------ DATA LINES

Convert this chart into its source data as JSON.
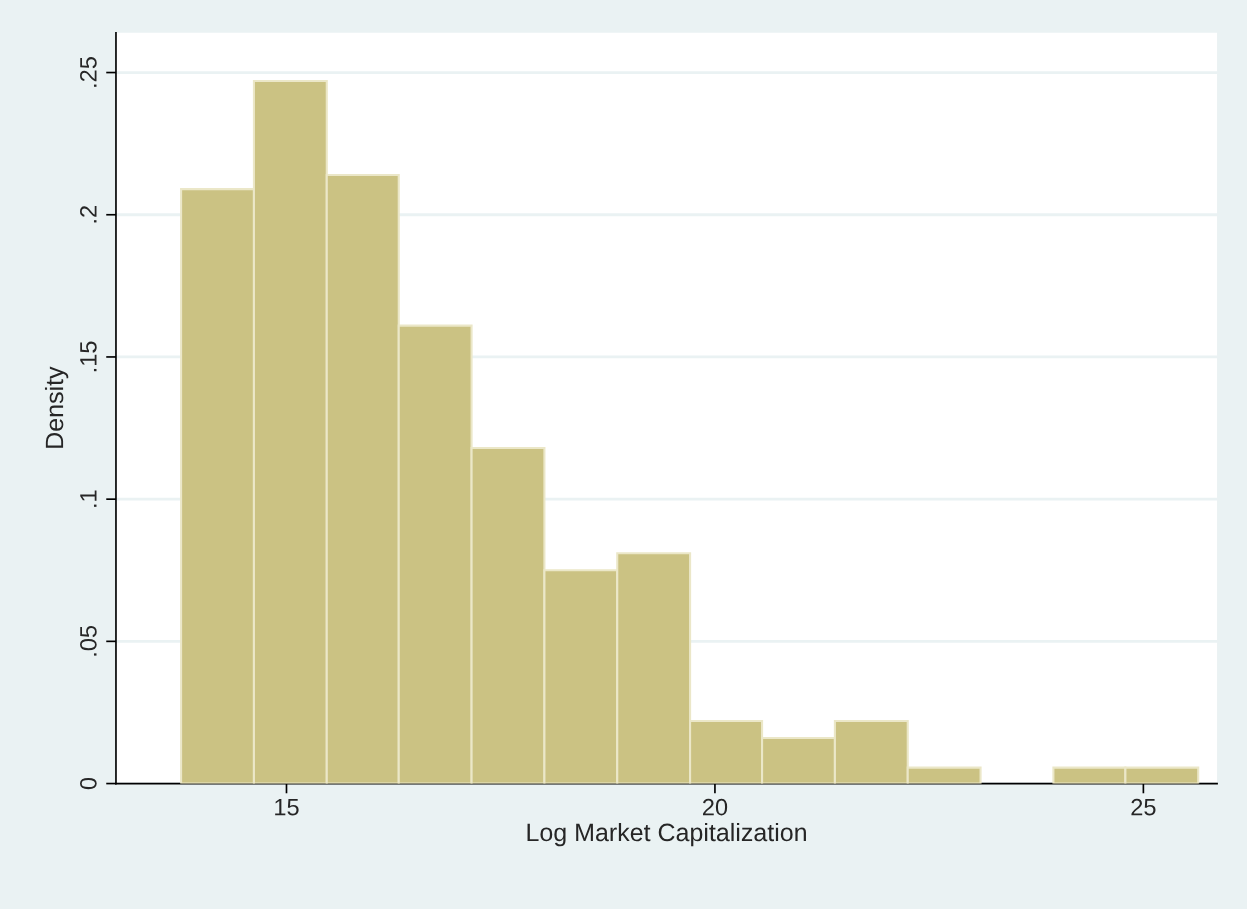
{
  "chart_data": {
    "type": "histogram",
    "xlabel": "Log Market Capitalization",
    "ylabel": "Density",
    "bins": [
      13.77,
      14.62,
      15.47,
      16.31,
      17.16,
      18.01,
      18.86,
      19.71,
      20.55,
      21.4,
      22.25,
      23.1,
      23.95,
      24.79,
      25.64
    ],
    "values": [
      0.209,
      0.247,
      0.214,
      0.161,
      0.118,
      0.075,
      0.081,
      0.022,
      0.016,
      0.022,
      0.0056,
      0,
      0.0056,
      0.0056
    ],
    "color": "#cbc283",
    "xlim": [
      13.01,
      25.86
    ],
    "ylim": [
      0,
      0.264
    ],
    "xticks": [
      15,
      20,
      25
    ],
    "yticks": [
      {
        "value": 0,
        "label": "0"
      },
      {
        "value": 0.05,
        "label": ".05"
      },
      {
        "value": 0.1,
        "label": ".1"
      },
      {
        "value": 0.15,
        "label": ".15"
      },
      {
        "value": 0.2,
        "label": ".2"
      },
      {
        "value": 0.25,
        "label": ".25"
      }
    ],
    "grid": "y"
  }
}
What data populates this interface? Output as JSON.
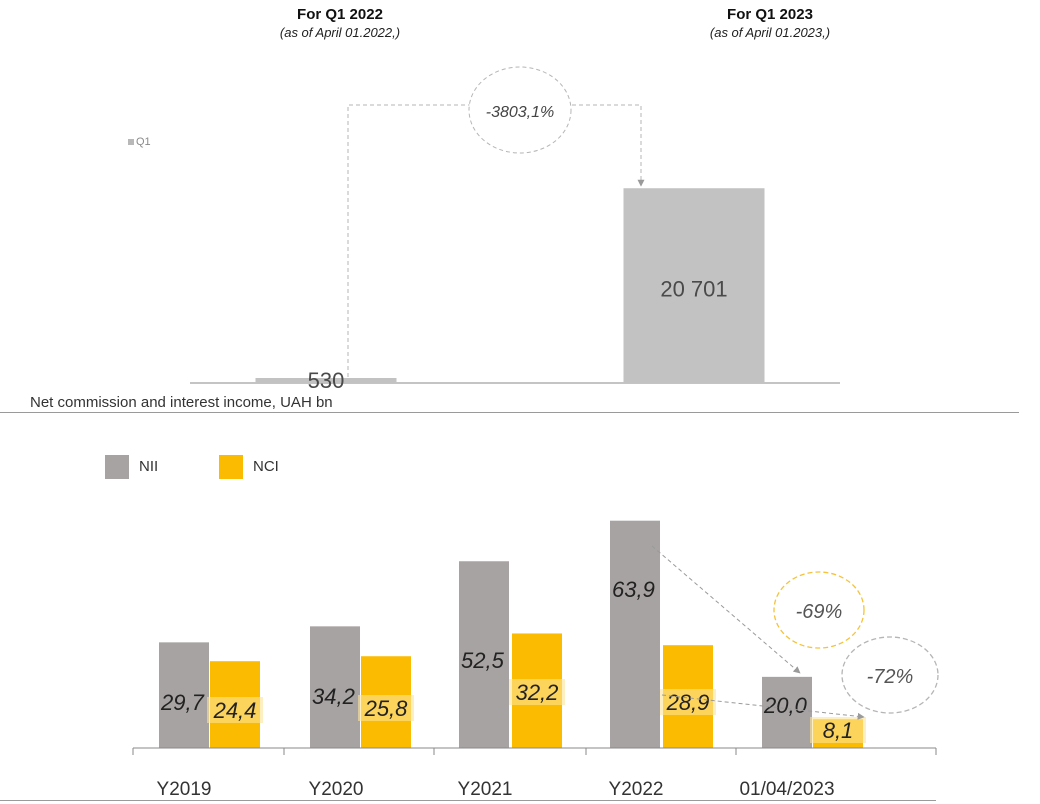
{
  "chart_data": [
    {
      "type": "bar",
      "legend": "Q1",
      "legend_placement": "top-left",
      "periods": [
        {
          "title": "For Q1 2022",
          "subtitle": "(as of April 01.2022,)"
        },
        {
          "title": "For Q1 2023",
          "subtitle": "(as of April 01.2023,)"
        }
      ],
      "categories": [
        "Q1 2022",
        "Q1 2023"
      ],
      "values": [
        530,
        20701
      ],
      "value_labels": [
        "530",
        "20 701"
      ],
      "ylim": [
        0,
        22000
      ],
      "annotation": "-3803,1%",
      "color": "#c2c2c2"
    },
    {
      "type": "bar",
      "title": "Net commission and interest income, UAH bn",
      "categories": [
        "Y2019",
        "Y2020",
        "Y2021",
        "Y2022",
        "01/04/2023"
      ],
      "series": [
        {
          "name": "NII",
          "color": "#a7a3a2",
          "values": [
            29.7,
            34.2,
            52.5,
            63.9,
            20.0
          ],
          "labels": [
            "29,7",
            "34,2",
            "52,5",
            "63,9",
            "20,0"
          ]
        },
        {
          "name": "NCI",
          "color": "#fbbb00",
          "values": [
            24.4,
            25.8,
            32.2,
            28.9,
            8.1
          ],
          "labels": [
            "24,4",
            "25,8",
            "32,2",
            "28,9",
            "8,1"
          ]
        }
      ],
      "ylim": [
        0,
        70
      ],
      "annotations": [
        "-69%",
        "-72%"
      ],
      "legend_placement": "top-left",
      "grid": false
    }
  ]
}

------------

== PROBLEM ==
Determine how many lines above contain "April" as a word or string. Give the number alone.

== RESULT OF THIS EXERCISE ==
2